Excerpt to read:

"""

|       | 
| Almayer’s Folly:
       | 
| The fall of a European in
      Malaya. That is what Conrad wanted to
        write about when he started his first book, Almayer’s
          Folly.
           And he
        did write about that but about much more besides.
             
         The action
        unfolds in Malaya, not far from Borneo in the 1950s when
        Malaya
        was still under the control of the English.
   In a
        little isolated village far from anywhere.
             On a wide
        river and the river will play a very important role in this story that is
        simple yet deals with passion and dream, racism and money.
   Yearning for independence and cowardice, but above all the love of a
        father for his daughter which, when he loses her to another man who is not even
        white, will go as far as madness and his complete downfall.
   
         Vast
        amounts of gold and diamonds are supposed to exist in the land that Captain
        Lingard is said to know how to get to.

"""

Collected material:

"""

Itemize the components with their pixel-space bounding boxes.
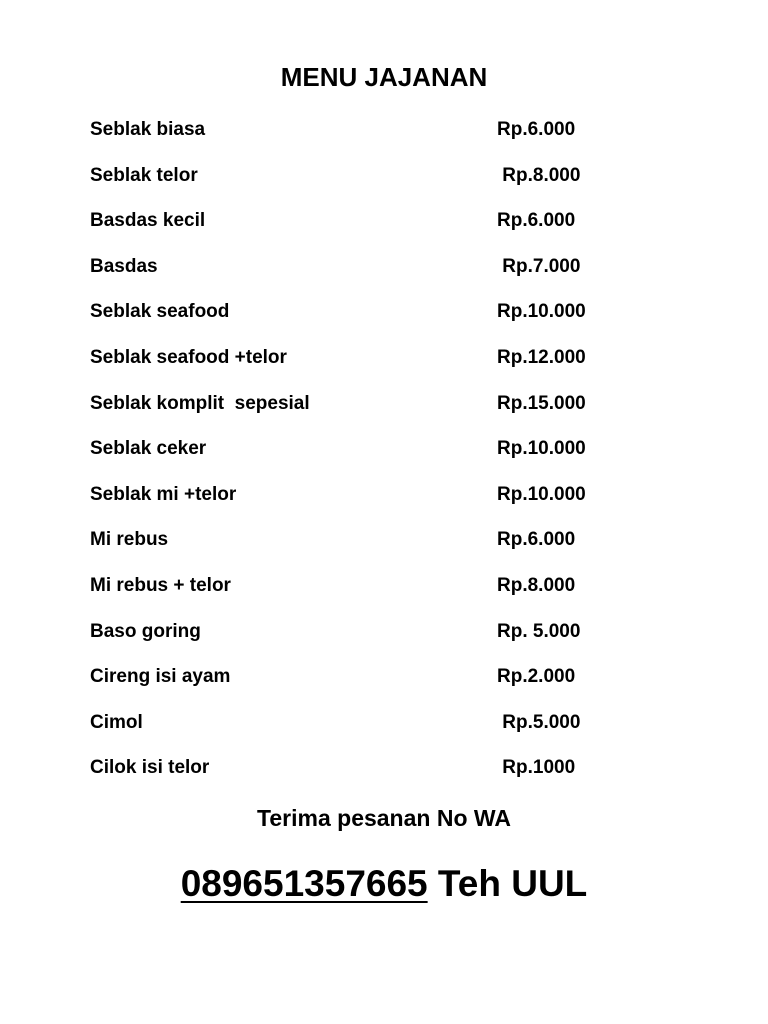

"""

Do this:
According to the piece on Almayer's Folly, what did Conrad want to write about when he started his first book? Rely only on the piece on Almayer's Folly.

Answer to this problem:
The fall of a European in Malaya.